To do. Which lines below hold the word "trên"? Copy all of them.

Dataset excerpts.
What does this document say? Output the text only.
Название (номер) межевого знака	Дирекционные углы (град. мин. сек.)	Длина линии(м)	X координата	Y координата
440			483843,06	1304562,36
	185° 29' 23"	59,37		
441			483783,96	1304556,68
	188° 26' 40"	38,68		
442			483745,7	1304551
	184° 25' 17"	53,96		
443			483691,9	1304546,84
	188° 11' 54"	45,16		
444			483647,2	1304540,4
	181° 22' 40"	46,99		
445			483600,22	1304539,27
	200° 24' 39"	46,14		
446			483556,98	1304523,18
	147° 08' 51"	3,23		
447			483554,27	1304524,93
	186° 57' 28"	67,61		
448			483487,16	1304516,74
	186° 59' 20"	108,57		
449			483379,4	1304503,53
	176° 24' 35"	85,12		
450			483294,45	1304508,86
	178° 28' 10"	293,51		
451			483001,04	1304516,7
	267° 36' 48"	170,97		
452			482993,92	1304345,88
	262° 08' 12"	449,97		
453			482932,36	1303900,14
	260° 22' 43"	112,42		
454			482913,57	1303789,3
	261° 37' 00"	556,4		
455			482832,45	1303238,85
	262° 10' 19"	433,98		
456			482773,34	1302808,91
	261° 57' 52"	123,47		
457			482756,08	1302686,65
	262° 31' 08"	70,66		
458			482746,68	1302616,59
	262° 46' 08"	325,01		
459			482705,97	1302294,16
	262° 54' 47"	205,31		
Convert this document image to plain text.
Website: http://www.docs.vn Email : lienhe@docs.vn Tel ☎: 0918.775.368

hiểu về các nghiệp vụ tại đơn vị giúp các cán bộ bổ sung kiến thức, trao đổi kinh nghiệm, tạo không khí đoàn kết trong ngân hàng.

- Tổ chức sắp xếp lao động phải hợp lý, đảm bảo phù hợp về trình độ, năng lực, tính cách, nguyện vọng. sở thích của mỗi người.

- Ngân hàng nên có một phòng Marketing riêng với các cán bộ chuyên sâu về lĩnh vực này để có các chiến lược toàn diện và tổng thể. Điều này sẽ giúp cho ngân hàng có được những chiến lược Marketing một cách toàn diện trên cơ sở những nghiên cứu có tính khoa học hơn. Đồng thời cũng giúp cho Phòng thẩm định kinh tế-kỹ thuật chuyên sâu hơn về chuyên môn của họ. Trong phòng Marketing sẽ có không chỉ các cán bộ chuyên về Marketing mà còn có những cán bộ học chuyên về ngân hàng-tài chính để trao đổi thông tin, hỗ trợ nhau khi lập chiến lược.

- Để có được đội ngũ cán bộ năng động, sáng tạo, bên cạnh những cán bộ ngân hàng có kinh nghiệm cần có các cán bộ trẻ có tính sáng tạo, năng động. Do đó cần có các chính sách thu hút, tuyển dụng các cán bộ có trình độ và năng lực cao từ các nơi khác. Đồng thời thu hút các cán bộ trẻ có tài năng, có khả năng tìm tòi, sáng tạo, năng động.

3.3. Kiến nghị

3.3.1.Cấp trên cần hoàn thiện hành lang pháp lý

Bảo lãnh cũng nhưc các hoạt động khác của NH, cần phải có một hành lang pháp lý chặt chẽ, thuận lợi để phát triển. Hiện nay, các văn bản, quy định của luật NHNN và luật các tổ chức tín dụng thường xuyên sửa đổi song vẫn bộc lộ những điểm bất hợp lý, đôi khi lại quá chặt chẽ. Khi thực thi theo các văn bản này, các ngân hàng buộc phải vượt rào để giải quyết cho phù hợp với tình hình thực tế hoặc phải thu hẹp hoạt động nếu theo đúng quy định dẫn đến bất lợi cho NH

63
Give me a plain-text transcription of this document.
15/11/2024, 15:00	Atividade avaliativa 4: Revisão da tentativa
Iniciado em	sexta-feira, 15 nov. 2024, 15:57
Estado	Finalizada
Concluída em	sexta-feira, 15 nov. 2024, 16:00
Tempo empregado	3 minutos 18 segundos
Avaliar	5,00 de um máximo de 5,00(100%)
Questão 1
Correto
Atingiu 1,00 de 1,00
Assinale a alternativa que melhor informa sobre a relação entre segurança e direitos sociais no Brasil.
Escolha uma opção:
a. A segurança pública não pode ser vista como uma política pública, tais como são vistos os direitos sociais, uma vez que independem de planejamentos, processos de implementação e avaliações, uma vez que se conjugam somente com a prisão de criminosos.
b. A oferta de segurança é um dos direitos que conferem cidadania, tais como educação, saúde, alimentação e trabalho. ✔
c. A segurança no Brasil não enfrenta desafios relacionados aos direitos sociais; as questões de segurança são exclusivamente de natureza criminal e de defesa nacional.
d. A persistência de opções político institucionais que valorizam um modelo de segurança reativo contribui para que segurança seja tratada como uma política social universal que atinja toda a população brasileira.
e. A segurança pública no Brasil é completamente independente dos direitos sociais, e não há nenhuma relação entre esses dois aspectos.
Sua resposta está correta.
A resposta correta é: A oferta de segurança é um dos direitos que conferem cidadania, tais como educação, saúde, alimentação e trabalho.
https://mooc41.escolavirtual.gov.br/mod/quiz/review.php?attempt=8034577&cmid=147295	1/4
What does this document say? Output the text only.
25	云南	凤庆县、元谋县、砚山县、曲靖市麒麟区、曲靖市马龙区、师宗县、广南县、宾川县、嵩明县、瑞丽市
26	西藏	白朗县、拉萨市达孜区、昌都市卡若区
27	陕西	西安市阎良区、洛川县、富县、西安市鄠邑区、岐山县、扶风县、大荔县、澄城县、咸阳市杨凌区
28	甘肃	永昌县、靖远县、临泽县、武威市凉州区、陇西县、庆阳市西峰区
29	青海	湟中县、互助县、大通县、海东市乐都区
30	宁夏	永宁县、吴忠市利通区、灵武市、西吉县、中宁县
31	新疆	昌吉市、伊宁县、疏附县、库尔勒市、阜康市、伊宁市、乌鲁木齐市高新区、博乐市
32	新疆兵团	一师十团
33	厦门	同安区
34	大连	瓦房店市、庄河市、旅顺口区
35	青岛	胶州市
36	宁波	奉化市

Task response.
- Ngân hàng nên có một phòng Marketing riêng với các cán bộ chuyên sâu về lĩnh vực này để có các chiến lược toàn diện và tổng thể. Điều này sẽ giúp cho ngân hàng có được những chiến lược Marketing một cách toàn diện trên cơ sở những nghiên cứu có tính khoa học hơn. Đồng thời cũng giúp cho Phòng thẩm định kinh tế-kỹ thuật chuyên sâu hơn về chuyên môn của họ. Trong phòng Marketing sẽ có không chỉ các cán bộ chuyên về Marketing mà còn có những cán bộ học chuyên về ngân hàng-tài chính để trao đổi thông tin, hỗ trợ nhau khi lập chiến lược.
3.3.1.Cấp trên cần hoàn thiện hành lang pháp lý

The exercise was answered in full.